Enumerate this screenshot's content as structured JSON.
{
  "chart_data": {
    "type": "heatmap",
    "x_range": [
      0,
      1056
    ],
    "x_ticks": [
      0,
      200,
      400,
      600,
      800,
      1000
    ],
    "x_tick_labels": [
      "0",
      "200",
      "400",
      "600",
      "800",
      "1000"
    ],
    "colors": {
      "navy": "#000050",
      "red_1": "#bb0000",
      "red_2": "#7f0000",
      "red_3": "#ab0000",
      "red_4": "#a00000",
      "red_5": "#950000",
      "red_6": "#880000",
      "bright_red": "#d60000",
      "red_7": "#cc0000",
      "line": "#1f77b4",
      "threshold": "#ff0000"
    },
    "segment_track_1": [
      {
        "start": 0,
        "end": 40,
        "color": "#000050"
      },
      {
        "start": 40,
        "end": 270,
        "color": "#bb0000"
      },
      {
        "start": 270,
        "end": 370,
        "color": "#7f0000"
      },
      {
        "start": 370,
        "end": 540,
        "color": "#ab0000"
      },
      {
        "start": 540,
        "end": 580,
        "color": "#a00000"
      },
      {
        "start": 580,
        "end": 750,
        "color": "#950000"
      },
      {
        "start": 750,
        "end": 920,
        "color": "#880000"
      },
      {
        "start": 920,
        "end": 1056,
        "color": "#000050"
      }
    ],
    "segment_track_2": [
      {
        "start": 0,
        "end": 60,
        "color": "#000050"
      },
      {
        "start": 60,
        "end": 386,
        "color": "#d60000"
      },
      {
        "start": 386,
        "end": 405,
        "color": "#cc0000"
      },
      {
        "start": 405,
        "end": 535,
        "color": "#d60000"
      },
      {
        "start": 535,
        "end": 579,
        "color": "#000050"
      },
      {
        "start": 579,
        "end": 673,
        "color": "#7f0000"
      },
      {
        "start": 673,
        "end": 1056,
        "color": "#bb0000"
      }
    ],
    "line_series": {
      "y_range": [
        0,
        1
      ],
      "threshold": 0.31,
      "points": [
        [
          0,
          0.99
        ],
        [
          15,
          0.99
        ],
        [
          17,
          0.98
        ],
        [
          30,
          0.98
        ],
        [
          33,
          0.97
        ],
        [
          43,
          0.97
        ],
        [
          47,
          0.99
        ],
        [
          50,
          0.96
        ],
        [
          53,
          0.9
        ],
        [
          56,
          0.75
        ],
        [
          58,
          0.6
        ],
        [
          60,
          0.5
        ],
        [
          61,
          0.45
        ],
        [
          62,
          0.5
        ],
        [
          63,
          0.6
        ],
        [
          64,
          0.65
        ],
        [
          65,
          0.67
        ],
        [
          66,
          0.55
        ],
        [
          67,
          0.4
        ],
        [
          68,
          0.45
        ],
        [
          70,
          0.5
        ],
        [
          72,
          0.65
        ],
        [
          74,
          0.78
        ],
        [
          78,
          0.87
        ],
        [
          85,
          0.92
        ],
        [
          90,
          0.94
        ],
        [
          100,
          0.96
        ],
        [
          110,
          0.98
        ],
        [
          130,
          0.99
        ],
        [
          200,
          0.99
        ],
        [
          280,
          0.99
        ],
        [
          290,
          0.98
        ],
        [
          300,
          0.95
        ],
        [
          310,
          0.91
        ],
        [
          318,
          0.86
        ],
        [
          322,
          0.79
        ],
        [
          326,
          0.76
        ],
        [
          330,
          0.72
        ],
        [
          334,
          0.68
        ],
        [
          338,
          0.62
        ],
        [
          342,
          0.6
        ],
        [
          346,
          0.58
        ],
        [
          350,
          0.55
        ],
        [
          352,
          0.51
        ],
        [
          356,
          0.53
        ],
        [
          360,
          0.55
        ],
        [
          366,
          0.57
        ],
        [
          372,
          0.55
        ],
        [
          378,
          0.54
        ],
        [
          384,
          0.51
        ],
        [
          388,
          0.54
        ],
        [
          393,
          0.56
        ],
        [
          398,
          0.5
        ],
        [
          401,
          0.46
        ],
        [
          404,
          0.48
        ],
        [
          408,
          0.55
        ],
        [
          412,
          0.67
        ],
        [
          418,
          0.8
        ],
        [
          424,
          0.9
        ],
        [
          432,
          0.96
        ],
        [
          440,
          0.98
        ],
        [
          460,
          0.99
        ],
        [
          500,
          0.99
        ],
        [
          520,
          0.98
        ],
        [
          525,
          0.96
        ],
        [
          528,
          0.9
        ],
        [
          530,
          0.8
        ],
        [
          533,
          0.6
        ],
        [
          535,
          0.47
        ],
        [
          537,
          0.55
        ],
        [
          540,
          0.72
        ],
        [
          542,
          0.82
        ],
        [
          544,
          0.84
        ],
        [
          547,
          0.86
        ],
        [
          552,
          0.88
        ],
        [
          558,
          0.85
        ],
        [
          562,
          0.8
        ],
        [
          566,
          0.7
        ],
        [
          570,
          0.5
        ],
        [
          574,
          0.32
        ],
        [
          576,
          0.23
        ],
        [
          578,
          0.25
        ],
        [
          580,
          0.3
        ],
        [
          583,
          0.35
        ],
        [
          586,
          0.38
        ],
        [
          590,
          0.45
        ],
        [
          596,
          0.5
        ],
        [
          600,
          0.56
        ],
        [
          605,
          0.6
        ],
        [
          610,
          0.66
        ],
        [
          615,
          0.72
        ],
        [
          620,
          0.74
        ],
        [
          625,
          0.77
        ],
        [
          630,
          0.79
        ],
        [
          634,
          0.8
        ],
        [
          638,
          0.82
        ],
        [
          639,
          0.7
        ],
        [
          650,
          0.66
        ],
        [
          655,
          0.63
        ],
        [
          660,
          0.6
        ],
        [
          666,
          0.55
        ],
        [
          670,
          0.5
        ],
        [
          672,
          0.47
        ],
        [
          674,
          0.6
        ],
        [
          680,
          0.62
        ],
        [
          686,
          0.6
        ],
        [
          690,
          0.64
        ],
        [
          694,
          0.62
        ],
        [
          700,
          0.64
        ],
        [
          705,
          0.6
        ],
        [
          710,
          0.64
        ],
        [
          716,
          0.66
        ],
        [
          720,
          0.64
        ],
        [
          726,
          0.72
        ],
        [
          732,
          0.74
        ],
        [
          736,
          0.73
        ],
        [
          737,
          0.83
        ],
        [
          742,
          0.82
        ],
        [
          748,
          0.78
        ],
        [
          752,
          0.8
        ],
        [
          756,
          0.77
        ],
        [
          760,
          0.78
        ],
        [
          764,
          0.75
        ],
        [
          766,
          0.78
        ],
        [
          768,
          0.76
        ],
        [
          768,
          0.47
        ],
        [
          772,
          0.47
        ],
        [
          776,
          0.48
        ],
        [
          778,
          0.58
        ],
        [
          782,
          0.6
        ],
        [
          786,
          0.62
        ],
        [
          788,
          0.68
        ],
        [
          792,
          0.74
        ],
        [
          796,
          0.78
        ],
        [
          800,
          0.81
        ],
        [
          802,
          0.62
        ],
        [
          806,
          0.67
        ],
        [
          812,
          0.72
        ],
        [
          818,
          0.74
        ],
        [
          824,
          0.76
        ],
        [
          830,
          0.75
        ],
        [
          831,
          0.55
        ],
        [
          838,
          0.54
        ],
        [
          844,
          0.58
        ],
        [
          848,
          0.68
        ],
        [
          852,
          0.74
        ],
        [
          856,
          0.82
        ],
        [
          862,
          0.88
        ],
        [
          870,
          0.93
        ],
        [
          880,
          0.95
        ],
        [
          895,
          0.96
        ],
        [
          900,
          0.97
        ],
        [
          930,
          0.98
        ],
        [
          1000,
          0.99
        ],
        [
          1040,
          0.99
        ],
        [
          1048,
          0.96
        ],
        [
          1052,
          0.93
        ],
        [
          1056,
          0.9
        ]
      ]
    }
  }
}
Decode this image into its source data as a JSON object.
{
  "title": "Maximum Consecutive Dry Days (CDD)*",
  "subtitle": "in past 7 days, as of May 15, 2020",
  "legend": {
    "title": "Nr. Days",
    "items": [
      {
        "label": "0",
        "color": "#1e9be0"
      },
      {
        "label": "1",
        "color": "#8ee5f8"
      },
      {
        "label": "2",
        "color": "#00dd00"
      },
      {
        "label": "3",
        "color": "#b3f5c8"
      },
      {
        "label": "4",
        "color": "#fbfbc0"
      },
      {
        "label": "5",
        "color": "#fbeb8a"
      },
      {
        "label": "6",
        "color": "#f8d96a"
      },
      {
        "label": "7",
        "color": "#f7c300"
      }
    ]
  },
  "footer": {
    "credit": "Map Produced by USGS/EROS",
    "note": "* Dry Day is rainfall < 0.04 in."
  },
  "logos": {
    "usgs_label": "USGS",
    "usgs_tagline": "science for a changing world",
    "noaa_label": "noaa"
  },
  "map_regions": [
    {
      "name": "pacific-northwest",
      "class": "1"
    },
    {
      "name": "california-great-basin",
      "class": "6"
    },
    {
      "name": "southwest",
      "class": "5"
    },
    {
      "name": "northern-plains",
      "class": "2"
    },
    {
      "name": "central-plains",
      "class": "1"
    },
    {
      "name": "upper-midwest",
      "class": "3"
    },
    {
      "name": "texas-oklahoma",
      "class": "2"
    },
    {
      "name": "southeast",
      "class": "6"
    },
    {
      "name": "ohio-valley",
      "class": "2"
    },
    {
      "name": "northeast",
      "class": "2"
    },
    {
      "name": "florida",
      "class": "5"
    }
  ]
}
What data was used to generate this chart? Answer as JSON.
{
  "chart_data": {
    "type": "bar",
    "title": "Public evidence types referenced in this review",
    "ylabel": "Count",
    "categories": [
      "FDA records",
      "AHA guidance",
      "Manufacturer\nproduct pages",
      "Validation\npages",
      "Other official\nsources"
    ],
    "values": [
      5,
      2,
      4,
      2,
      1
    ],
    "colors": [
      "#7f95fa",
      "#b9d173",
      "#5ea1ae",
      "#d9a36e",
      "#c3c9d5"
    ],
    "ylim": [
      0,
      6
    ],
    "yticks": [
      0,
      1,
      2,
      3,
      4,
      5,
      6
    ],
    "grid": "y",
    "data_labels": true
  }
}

━━━━━━━━━━

* _WRITTEN EXERCISE_
Using the listing, say how many lines include the word "this", and add nothing else.

* _FULL OUTPUT_
4